▸ AIM: Keep the pictures out and restate every record exactly.

----

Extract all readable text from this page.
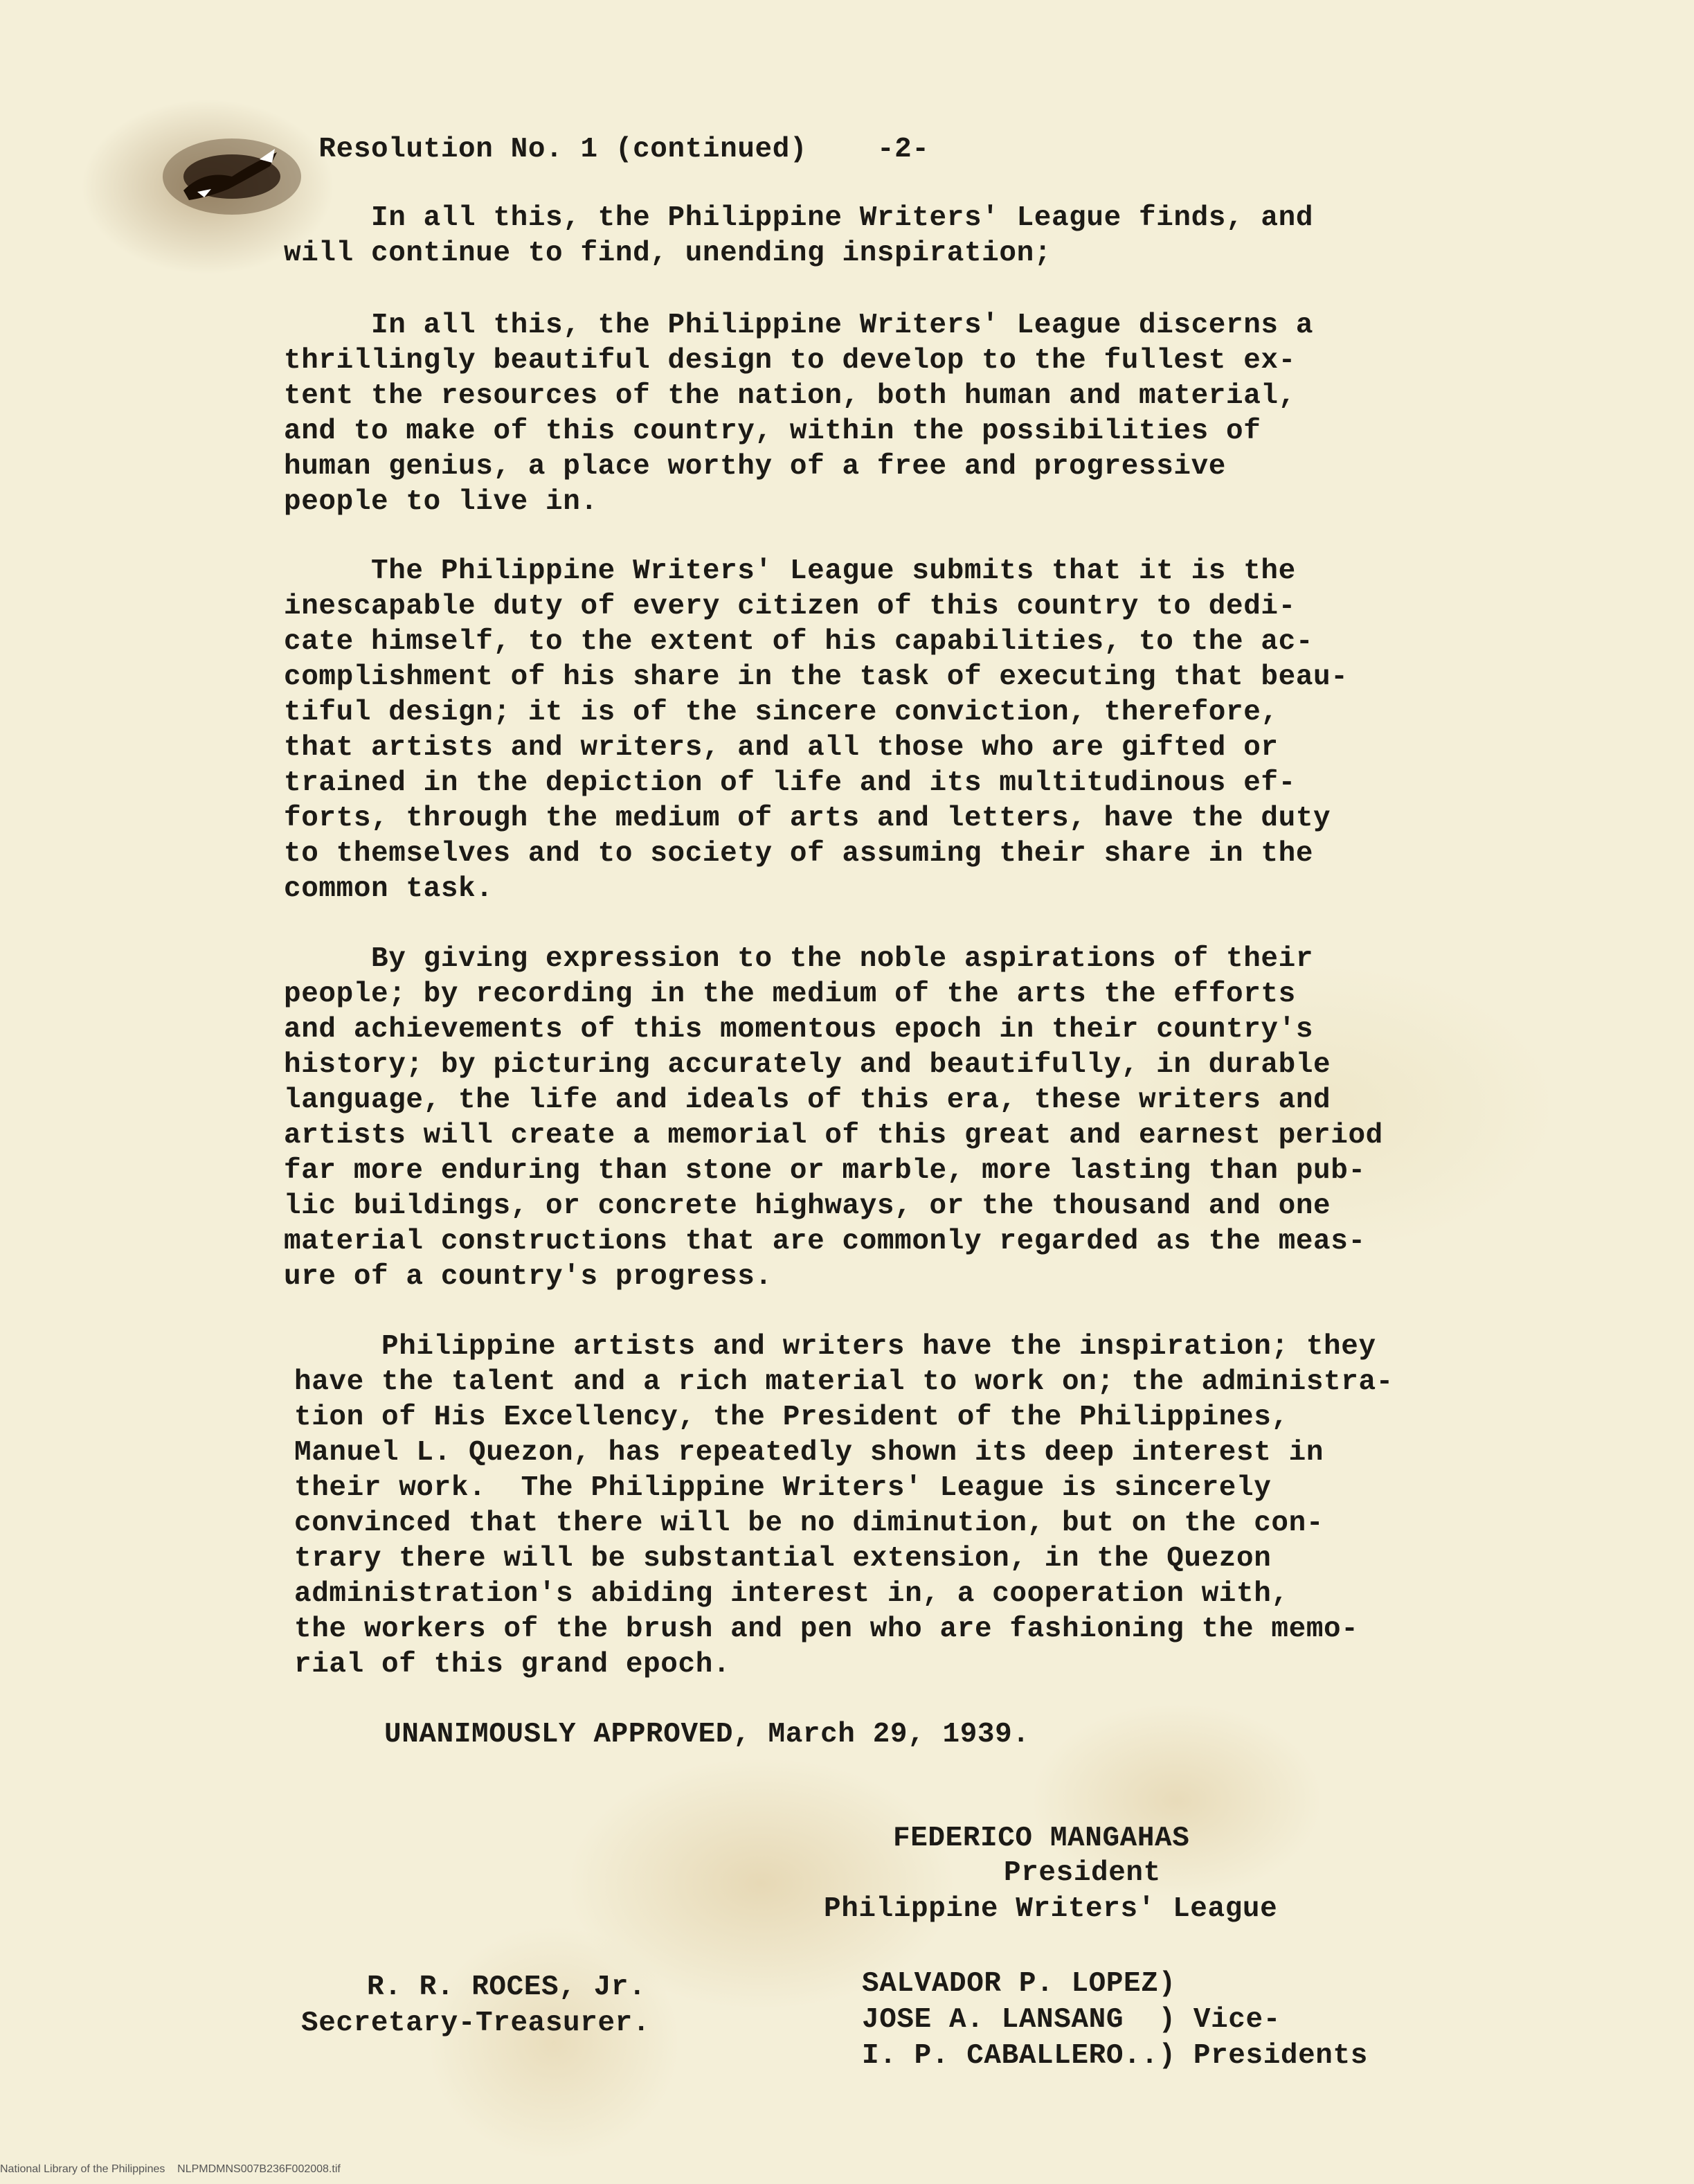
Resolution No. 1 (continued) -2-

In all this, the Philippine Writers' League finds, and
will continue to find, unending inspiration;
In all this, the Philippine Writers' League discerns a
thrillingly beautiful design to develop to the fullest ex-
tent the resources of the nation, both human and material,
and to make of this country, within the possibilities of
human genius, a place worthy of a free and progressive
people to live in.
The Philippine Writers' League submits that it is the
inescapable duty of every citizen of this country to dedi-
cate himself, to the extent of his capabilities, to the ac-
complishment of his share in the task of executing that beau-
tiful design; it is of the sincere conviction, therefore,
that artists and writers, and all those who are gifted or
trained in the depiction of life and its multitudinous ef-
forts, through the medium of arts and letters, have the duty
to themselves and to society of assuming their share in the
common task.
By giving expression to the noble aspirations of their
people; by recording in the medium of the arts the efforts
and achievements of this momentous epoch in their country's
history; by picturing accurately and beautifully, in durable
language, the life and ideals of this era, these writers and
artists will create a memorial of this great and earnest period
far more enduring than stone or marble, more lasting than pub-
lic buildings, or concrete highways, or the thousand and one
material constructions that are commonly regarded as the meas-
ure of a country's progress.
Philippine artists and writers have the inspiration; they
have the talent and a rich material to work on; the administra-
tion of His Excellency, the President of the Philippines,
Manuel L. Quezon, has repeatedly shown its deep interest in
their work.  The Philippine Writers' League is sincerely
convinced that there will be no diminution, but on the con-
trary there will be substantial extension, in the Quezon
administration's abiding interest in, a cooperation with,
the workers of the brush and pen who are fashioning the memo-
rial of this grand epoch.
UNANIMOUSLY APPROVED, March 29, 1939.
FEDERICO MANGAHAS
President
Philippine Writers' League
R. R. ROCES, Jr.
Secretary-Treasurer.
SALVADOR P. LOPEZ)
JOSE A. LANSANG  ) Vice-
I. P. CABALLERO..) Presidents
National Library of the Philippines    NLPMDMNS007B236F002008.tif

----

▸ THE RESULT:
Extract all readable text from this page.
Resolution No. 1 (continued) -2-

In all this, the Philippine Writers' League finds, and
will continue to find, unending inspiration;
In all this, the Philippine Writers' League discerns a
thrillingly beautiful design to develop to the fullest ex-
tent the resources of the nation, both human and material,
and to make of this country, within the possibilities of
human genius, a place worthy of a free and progressive
people to live in.
The Philippine Writers' League submits that it is the
inescapable duty of every citizen of this country to dedi-
cate himself, to the extent of his capabilities, to the ac-
complishment of his share in the task of executing that beau-
tiful design; it is of the sincere conviction, therefore,
that artists and writers, and all those who are gifted or
trained in the depiction of life and its multitudinous ef-
forts, through the medium of arts and letters, have the duty
to themselves and to society of assuming their share in the
common task.
By giving expression to the noble aspirations of their
people; by recording in the medium of the arts the efforts
and achievements of this momentous epoch in their country's
history; by picturing accurately and beautifully, in durable
language, the life and ideals of this era, these writers and
artists will create a memorial of this great and earnest period
far more enduring than stone or marble, more lasting than pub-
lic buildings, or concrete highways, or the thousand and one
material constructions that are commonly regarded as the meas-
ure of a country's progress.
Philippine artists and writers have the inspiration; they
have the talent and a rich material to work on; the administra-
tion of His Excellency, the President of the Philippines,
Manuel L. Quezon, has repeatedly shown its deep interest in
their work.  The Philippine Writers' League is sincerely
convinced that there will be no diminution, but on the con-
trary there will be substantial extension, in the Quezon
administration's abiding interest in, a cooperation with,
the workers of the brush and pen who are fashioning the memo-
rial of this grand epoch.
UNANIMOUSLY APPROVED, March 29, 1939.
FEDERICO MANGAHAS
President
Philippine Writers' League
R. R. ROCES, Jr.
Secretary-Treasurer.
SALVADOR P. LOPEZ)
JOSE A. LANSANG  ) Vice-
I. P. CABALLERO..) Presidents
National Library of the Philippines    NLPMDMNS007B236F002008.tif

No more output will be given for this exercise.